Pictures stay out of your copy, but everything else in the records below must be repeated exactly.

(Data entries for graphics)
----

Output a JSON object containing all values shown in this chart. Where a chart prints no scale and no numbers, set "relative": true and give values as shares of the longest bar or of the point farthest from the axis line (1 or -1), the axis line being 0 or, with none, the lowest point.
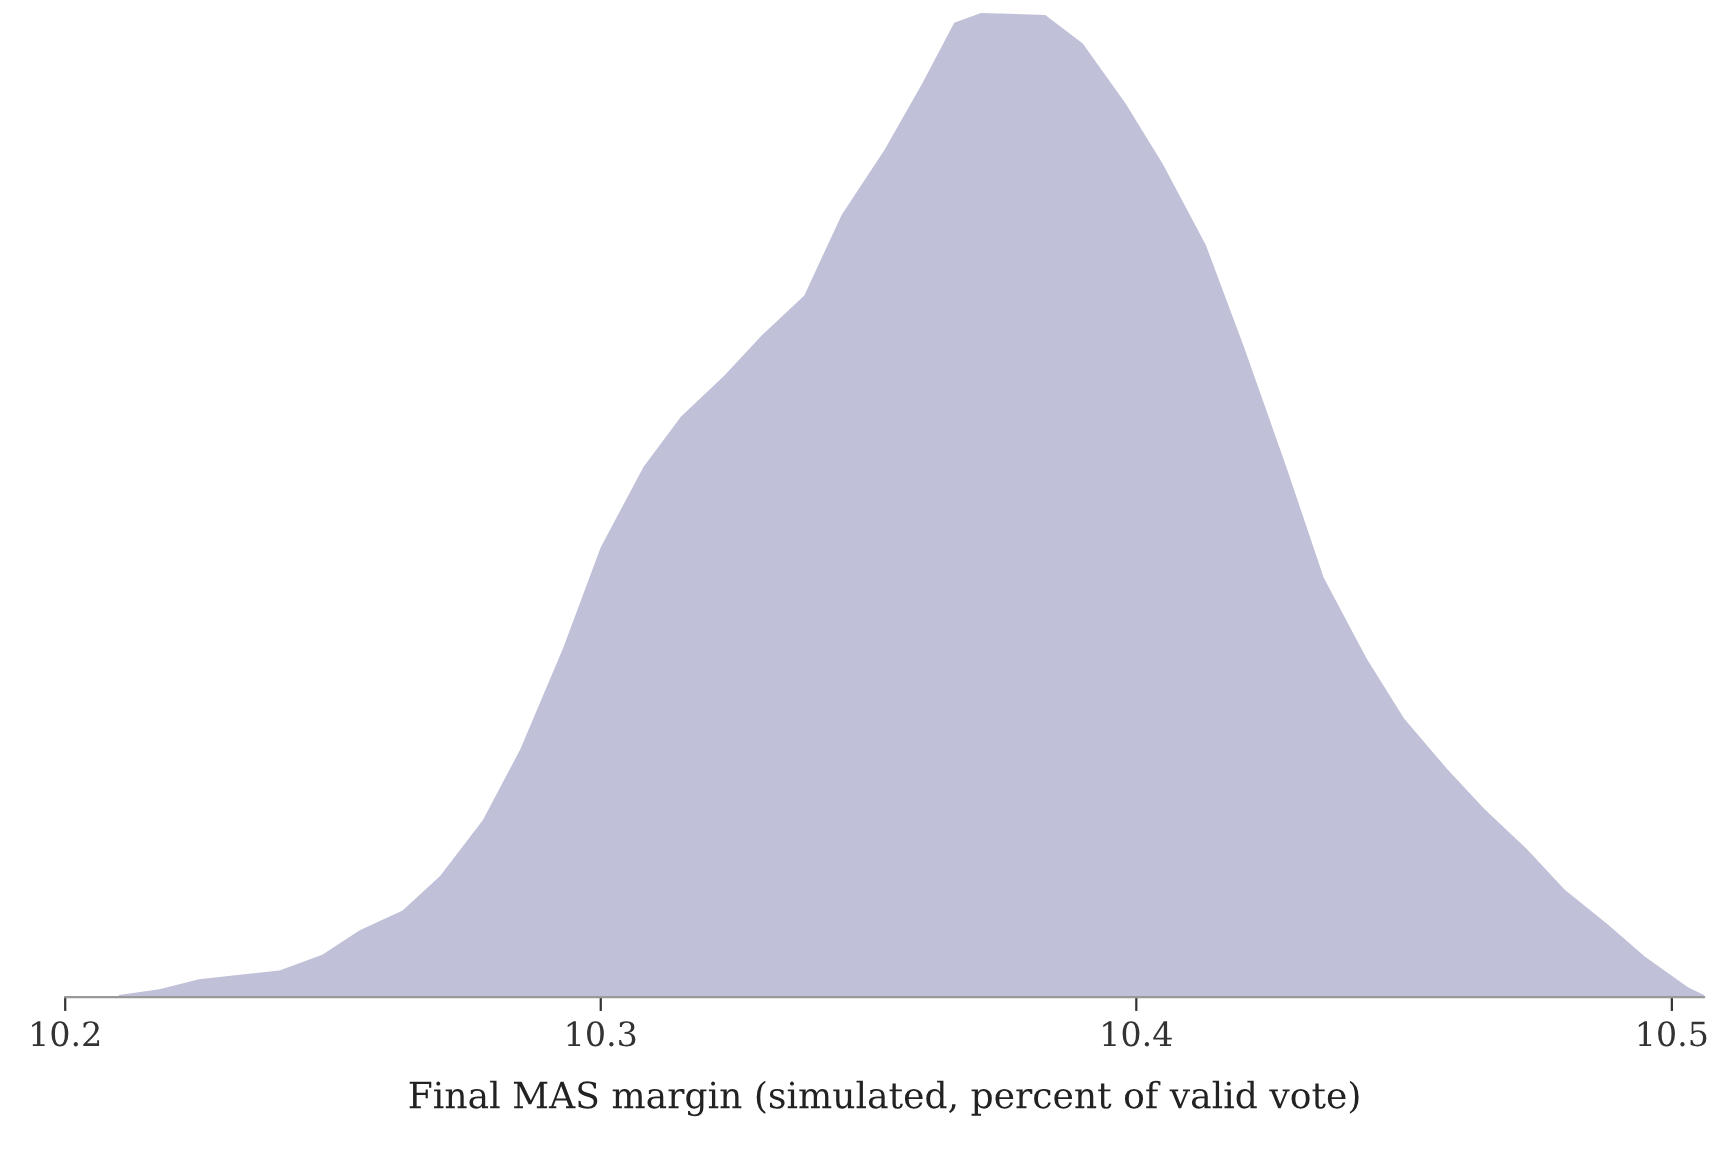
{
  "chart_data": {
    "type": "area",
    "relative": true,
    "xlabel": "Final MAS margin (simulated, percent of valid vote)",
    "x": [
      10.21,
      10.2176,
      10.225,
      10.233,
      10.24,
      10.248,
      10.255,
      10.263,
      10.27,
      10.278,
      10.285,
      10.293,
      10.3,
      10.308,
      10.315,
      10.323,
      10.33,
      10.338,
      10.345,
      10.353,
      10.36,
      10.366,
      10.371,
      10.383,
      10.39,
      10.398,
      10.405,
      10.413,
      10.42,
      10.428,
      10.435,
      10.443,
      10.45,
      10.458,
      10.465,
      10.473,
      10.48,
      10.488,
      10.495,
      10.503,
      10.506
    ],
    "series": [
      {
        "color": "#c0c0d8",
        "values": [
          0.002,
          0.008,
          0.018,
          0.023,
          0.027,
          0.043,
          0.068,
          0.088,
          0.123,
          0.18,
          0.252,
          0.355,
          0.457,
          0.539,
          0.59,
          0.631,
          0.672,
          0.713,
          0.795,
          0.861,
          0.928,
          0.99,
          1.0,
          0.998,
          0.969,
          0.908,
          0.846,
          0.764,
          0.662,
          0.539,
          0.426,
          0.344,
          0.283,
          0.232,
          0.191,
          0.15,
          0.109,
          0.074,
          0.041,
          0.01,
          0.002
        ]
      }
    ],
    "xlim": [
      10.2,
      10.506
    ],
    "xticks": [
      10.2,
      10.3,
      10.4,
      10.5
    ],
    "grid": false,
    "tick_labels": "x"
  }
}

----

#### SOLUTION FOR THIS TASK
Output a JSON object containing all values shown in this chart. Where a chart prints no scale and no numbers, set "relative": true and give values as shares of the longest bar or of the point farthest from the axis line (1 or -1), the axis line being 0 or, with none, the lowest point.
{
  "chart_data": {
    "type": "area",
    "relative": true,
    "xlabel": "Final MAS margin (simulated, percent of valid vote)",
    "x": [
      10.21,
      10.2176,
      10.225,
      10.233,
      10.24,
      10.248,
      10.255,
      10.263,
      10.27,
      10.278,
      10.285,
      10.293,
      10.3,
      10.308,
      10.315,
      10.323,
      10.33,
      10.338,
      10.345,
      10.353,
      10.36,
      10.366,
      10.371,
      10.383,
      10.39,
      10.398,
      10.405,
      10.413,
      10.42,
      10.428,
      10.435,
      10.443,
      10.45,
      10.458,
      10.465,
      10.473,
      10.48,
      10.488,
      10.495,
      10.503,
      10.506
    ],
    "series": [
      {
        "color": "#c0c0d8",
        "values": [
          0.002,
          0.008,
          0.018,
          0.023,
          0.027,
          0.043,
          0.068,
          0.088,
          0.123,
          0.18,
          0.252,
          0.355,
          0.457,
          0.539,
          0.59,
          0.631,
          0.672,
          0.713,
          0.795,
          0.861,
          0.928,
          0.99,
          1.0,
          0.998,
          0.969,
          0.908,
          0.846,
          0.764,
          0.662,
          0.539,
          0.426,
          0.344,
          0.283,
          0.232,
          0.191,
          0.15,
          0.109,
          0.074,
          0.041,
          0.01,
          0.002
        ]
      }
    ],
    "xlim": [
      10.2,
      10.506
    ],
    "xticks": [
      10.2,
      10.3,
      10.4,
      10.5
    ],
    "grid": false,
    "tick_labels": "x"
  }
}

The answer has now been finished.